[Figure record listings]
::::::::::

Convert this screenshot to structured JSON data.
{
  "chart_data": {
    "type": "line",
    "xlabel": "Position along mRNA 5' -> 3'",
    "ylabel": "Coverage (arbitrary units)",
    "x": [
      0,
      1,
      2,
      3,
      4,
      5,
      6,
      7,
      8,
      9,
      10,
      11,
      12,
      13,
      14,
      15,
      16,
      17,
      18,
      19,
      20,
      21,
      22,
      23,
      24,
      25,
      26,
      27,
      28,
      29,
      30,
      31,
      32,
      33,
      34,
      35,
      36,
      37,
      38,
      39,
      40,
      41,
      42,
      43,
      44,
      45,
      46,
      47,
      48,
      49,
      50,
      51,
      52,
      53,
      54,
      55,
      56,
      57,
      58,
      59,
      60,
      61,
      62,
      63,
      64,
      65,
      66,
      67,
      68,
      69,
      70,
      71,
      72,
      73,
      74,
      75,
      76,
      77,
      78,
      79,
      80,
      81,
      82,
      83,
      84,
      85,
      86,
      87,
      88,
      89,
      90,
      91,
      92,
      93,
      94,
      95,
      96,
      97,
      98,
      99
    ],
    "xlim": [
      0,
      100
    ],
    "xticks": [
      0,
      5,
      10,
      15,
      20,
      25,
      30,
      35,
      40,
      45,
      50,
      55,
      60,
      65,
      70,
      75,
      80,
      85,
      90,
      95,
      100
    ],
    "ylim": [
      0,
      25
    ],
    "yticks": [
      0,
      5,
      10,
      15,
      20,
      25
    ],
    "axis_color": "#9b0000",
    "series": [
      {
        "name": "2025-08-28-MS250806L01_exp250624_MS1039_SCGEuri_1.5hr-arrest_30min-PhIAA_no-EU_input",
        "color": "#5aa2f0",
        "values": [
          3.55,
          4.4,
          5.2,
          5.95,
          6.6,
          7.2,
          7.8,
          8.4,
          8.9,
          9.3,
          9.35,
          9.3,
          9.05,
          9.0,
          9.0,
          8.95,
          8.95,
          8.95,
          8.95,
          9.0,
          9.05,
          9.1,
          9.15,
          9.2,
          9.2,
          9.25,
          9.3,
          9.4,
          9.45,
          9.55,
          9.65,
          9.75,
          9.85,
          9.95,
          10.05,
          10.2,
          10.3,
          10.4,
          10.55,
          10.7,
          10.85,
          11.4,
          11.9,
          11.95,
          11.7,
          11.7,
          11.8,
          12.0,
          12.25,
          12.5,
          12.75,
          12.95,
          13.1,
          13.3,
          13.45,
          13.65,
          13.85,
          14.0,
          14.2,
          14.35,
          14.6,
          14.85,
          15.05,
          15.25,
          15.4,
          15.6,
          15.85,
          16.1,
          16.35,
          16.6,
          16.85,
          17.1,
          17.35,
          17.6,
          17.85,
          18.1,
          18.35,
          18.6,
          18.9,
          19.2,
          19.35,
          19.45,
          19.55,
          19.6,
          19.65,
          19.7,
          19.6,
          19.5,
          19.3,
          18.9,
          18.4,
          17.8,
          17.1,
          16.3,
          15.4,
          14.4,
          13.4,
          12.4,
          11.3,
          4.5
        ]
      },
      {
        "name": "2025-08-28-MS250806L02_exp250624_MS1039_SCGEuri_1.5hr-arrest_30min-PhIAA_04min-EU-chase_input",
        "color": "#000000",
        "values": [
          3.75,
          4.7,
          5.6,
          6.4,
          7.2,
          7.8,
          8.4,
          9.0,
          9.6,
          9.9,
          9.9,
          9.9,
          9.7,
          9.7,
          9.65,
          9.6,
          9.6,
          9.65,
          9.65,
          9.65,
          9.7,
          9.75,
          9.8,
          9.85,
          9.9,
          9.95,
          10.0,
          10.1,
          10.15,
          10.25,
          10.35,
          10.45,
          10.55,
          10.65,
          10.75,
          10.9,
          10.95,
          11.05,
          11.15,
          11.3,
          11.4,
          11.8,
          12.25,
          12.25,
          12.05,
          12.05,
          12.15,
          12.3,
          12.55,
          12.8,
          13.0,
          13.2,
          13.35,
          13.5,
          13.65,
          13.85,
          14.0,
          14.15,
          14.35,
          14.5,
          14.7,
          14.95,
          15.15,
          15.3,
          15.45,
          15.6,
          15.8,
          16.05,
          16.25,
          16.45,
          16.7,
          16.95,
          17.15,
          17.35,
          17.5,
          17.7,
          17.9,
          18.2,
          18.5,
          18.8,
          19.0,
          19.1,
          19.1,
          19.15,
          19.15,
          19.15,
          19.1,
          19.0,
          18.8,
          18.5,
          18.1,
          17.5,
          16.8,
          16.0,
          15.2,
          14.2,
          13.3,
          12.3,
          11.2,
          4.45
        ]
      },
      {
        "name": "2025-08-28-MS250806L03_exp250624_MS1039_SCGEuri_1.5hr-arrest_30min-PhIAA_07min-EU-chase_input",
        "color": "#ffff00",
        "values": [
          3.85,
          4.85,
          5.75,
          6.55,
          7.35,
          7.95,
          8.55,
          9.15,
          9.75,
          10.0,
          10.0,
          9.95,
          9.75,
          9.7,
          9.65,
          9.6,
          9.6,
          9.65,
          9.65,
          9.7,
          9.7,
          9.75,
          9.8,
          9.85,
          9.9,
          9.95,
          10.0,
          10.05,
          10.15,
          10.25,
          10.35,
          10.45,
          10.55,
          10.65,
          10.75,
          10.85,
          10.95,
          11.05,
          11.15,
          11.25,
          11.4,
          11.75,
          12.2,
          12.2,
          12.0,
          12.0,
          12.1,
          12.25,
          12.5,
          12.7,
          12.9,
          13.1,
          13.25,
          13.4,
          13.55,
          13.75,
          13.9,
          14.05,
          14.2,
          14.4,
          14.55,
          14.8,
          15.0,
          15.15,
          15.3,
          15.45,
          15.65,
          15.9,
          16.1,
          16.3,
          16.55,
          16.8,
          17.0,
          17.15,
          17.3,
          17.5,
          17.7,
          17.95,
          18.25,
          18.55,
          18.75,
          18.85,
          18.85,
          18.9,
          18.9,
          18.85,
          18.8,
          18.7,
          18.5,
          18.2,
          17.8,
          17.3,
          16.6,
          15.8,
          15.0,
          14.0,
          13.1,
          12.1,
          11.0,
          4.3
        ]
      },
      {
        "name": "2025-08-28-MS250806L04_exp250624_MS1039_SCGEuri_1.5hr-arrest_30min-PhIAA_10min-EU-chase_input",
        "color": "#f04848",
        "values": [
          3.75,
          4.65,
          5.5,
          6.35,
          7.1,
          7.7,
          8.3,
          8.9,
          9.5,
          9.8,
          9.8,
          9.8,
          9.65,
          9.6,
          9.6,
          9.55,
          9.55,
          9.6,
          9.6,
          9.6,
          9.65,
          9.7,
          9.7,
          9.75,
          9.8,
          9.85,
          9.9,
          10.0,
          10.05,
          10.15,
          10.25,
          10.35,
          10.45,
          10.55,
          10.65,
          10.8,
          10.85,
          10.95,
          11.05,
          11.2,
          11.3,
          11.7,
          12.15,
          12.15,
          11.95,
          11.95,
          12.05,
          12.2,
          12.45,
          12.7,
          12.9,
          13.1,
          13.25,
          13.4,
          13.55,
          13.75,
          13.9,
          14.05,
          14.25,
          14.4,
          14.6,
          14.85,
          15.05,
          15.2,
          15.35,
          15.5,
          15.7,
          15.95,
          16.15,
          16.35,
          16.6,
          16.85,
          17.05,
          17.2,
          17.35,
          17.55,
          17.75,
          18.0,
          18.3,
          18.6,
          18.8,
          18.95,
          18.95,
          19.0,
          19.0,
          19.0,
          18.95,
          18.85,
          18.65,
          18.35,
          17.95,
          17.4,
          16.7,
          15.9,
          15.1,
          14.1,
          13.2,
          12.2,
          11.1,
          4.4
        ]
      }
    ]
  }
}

::::::::::

Each record should be given again exactly as it reads.

Convert this screenshot to structured JSON data.
{
  "chart_data": {
    "type": "line",
    "xlabel": "Position along mRNA 5' -> 3'",
    "ylabel": "Coverage (arbitrary units)",
    "x": [
      0,
      1,
      2,
      3,
      4,
      5,
      6,
      7,
      8,
      9,
      10,
      11,
      12,
      13,
      14,
      15,
      16,
      17,
      18,
      19,
      20,
      21,
      22,
      23,
      24,
      25,
      26,
      27,
      28,
      29,
      30,
      31,
      32,
      33,
      34,
      35,
      36,
      37,
      38,
      39,
      40,
      41,
      42,
      43,
      44,
      45,
      46,
      47,
      48,
      49,
      50,
      51,
      52,
      53,
      54,
      55,
      56,
      57,
      58,
      59,
      60,
      61,
      62,
      63,
      64,
      65,
      66,
      67,
      68,
      69,
      70,
      71,
      72,
      73,
      74,
      75,
      76,
      77,
      78,
      79,
      80,
      81,
      82,
      83,
      84,
      85,
      86,
      87,
      88,
      89,
      90,
      91,
      92,
      93,
      94,
      95,
      96,
      97,
      98,
      99
    ],
    "xlim": [
      0,
      100
    ],
    "xticks": [
      0,
      5,
      10,
      15,
      20,
      25,
      30,
      35,
      40,
      45,
      50,
      55,
      60,
      65,
      70,
      75,
      80,
      85,
      90,
      95,
      100
    ],
    "ylim": [
      0,
      25
    ],
    "yticks": [
      0,
      5,
      10,
      15,
      20,
      25
    ],
    "axis_color": "#9b0000",
    "series": [
      {
        "name": "2025-08-28-MS250806L01_exp250624_MS1039_SCGEuri_1.5hr-arrest_30min-PhIAA_no-EU_input",
        "color": "#5aa2f0",
        "values": [
          3.55,
          4.4,
          5.2,
          5.95,
          6.6,
          7.2,
          7.8,
          8.4,
          8.9,
          9.3,
          9.35,
          9.3,
          9.05,
          9.0,
          9.0,
          8.95,
          8.95,
          8.95,
          8.95,
          9.0,
          9.05,
          9.1,
          9.15,
          9.2,
          9.2,
          9.25,
          9.3,
          9.4,
          9.45,
          9.55,
          9.65,
          9.75,
          9.85,
          9.95,
          10.05,
          10.2,
          10.3,
          10.4,
          10.55,
          10.7,
          10.85,
          11.4,
          11.9,
          11.95,
          11.7,
          11.7,
          11.8,
          12.0,
          12.25,
          12.5,
          12.75,
          12.95,
          13.1,
          13.3,
          13.45,
          13.65,
          13.85,
          14.0,
          14.2,
          14.35,
          14.6,
          14.85,
          15.05,
          15.25,
          15.4,
          15.6,
          15.85,
          16.1,
          16.35,
          16.6,
          16.85,
          17.1,
          17.35,
          17.6,
          17.85,
          18.1,
          18.35,
          18.6,
          18.9,
          19.2,
          19.35,
          19.45,
          19.55,
          19.6,
          19.65,
          19.7,
          19.6,
          19.5,
          19.3,
          18.9,
          18.4,
          17.8,
          17.1,
          16.3,
          15.4,
          14.4,
          13.4,
          12.4,
          11.3,
          4.5
        ]
      },
      {
        "name": "2025-08-28-MS250806L02_exp250624_MS1039_SCGEuri_1.5hr-arrest_30min-PhIAA_04min-EU-chase_input",
        "color": "#000000",
        "values": [
          3.75,
          4.7,
          5.6,
          6.4,
          7.2,
          7.8,
          8.4,
          9.0,
          9.6,
          9.9,
          9.9,
          9.9,
          9.7,
          9.7,
          9.65,
          9.6,
          9.6,
          9.65,
          9.65,
          9.65,
          9.7,
          9.75,
          9.8,
          9.85,
          9.9,
          9.95,
          10.0,
          10.1,
          10.15,
          10.25,
          10.35,
          10.45,
          10.55,
          10.65,
          10.75,
          10.9,
          10.95,
          11.05,
          11.15,
          11.3,
          11.4,
          11.8,
          12.25,
          12.25,
          12.05,
          12.05,
          12.15,
          12.3,
          12.55,
          12.8,
          13.0,
          13.2,
          13.35,
          13.5,
          13.65,
          13.85,
          14.0,
          14.15,
          14.35,
          14.5,
          14.7,
          14.95,
          15.15,
          15.3,
          15.45,
          15.6,
          15.8,
          16.05,
          16.25,
          16.45,
          16.7,
          16.95,
          17.15,
          17.35,
          17.5,
          17.7,
          17.9,
          18.2,
          18.5,
          18.8,
          19.0,
          19.1,
          19.1,
          19.15,
          19.15,
          19.15,
          19.1,
          19.0,
          18.8,
          18.5,
          18.1,
          17.5,
          16.8,
          16.0,
          15.2,
          14.2,
          13.3,
          12.3,
          11.2,
          4.45
        ]
      },
      {
        "name": "2025-08-28-MS250806L03_exp250624_MS1039_SCGEuri_1.5hr-arrest_30min-PhIAA_07min-EU-chase_input",
        "color": "#ffff00",
        "values": [
          3.85,
          4.85,
          5.75,
          6.55,
          7.35,
          7.95,
          8.55,
          9.15,
          9.75,
          10.0,
          10.0,
          9.95,
          9.75,
          9.7,
          9.65,
          9.6,
          9.6,
          9.65,
          9.65,
          9.7,
          9.7,
          9.75,
          9.8,
          9.85,
          9.9,
          9.95,
          10.0,
          10.05,
          10.15,
          10.25,
          10.35,
          10.45,
          10.55,
          10.65,
          10.75,
          10.85,
          10.95,
          11.05,
          11.15,
          11.25,
          11.4,
          11.75,
          12.2,
          12.2,
          12.0,
          12.0,
          12.1,
          12.25,
          12.5,
          12.7,
          12.9,
          13.1,
          13.25,
          13.4,
          13.55,
          13.75,
          13.9,
          14.05,
          14.2,
          14.4,
          14.55,
          14.8,
          15.0,
          15.15,
          15.3,
          15.45,
          15.65,
          15.9,
          16.1,
          16.3,
          16.55,
          16.8,
          17.0,
          17.15,
          17.3,
          17.5,
          17.7,
          17.95,
          18.25,
          18.55,
          18.75,
          18.85,
          18.85,
          18.9,
          18.9,
          18.85,
          18.8,
          18.7,
          18.5,
          18.2,
          17.8,
          17.3,
          16.6,
          15.8,
          15.0,
          14.0,
          13.1,
          12.1,
          11.0,
          4.3
        ]
      },
      {
        "name": "2025-08-28-MS250806L04_exp250624_MS1039_SCGEuri_1.5hr-arrest_30min-PhIAA_10min-EU-chase_input",
        "color": "#f04848",
        "values": [
          3.75,
          4.65,
          5.5,
          6.35,
          7.1,
          7.7,
          8.3,
          8.9,
          9.5,
          9.8,
          9.8,
          9.8,
          9.65,
          9.6,
          9.6,
          9.55,
          9.55,
          9.6,
          9.6,
          9.6,
          9.65,
          9.7,
          9.7,
          9.75,
          9.8,
          9.85,
          9.9,
          10.0,
          10.05,
          10.15,
          10.25,
          10.35,
          10.45,
          10.55,
          10.65,
          10.8,
          10.85,
          10.95,
          11.05,
          11.2,
          11.3,
          11.7,
          12.15,
          12.15,
          11.95,
          11.95,
          12.05,
          12.2,
          12.45,
          12.7,
          12.9,
          13.1,
          13.25,
          13.4,
          13.55,
          13.75,
          13.9,
          14.05,
          14.25,
          14.4,
          14.6,
          14.85,
          15.05,
          15.2,
          15.35,
          15.5,
          15.7,
          15.95,
          16.15,
          16.35,
          16.6,
          16.85,
          17.05,
          17.2,
          17.35,
          17.55,
          17.75,
          18.0,
          18.3,
          18.6,
          18.8,
          18.95,
          18.95,
          19.0,
          19.0,
          19.0,
          18.95,
          18.85,
          18.65,
          18.35,
          17.95,
          17.4,
          16.7,
          15.9,
          15.1,
          14.1,
          13.2,
          12.2,
          11.1,
          4.4
        ]
      }
    ]
  }
}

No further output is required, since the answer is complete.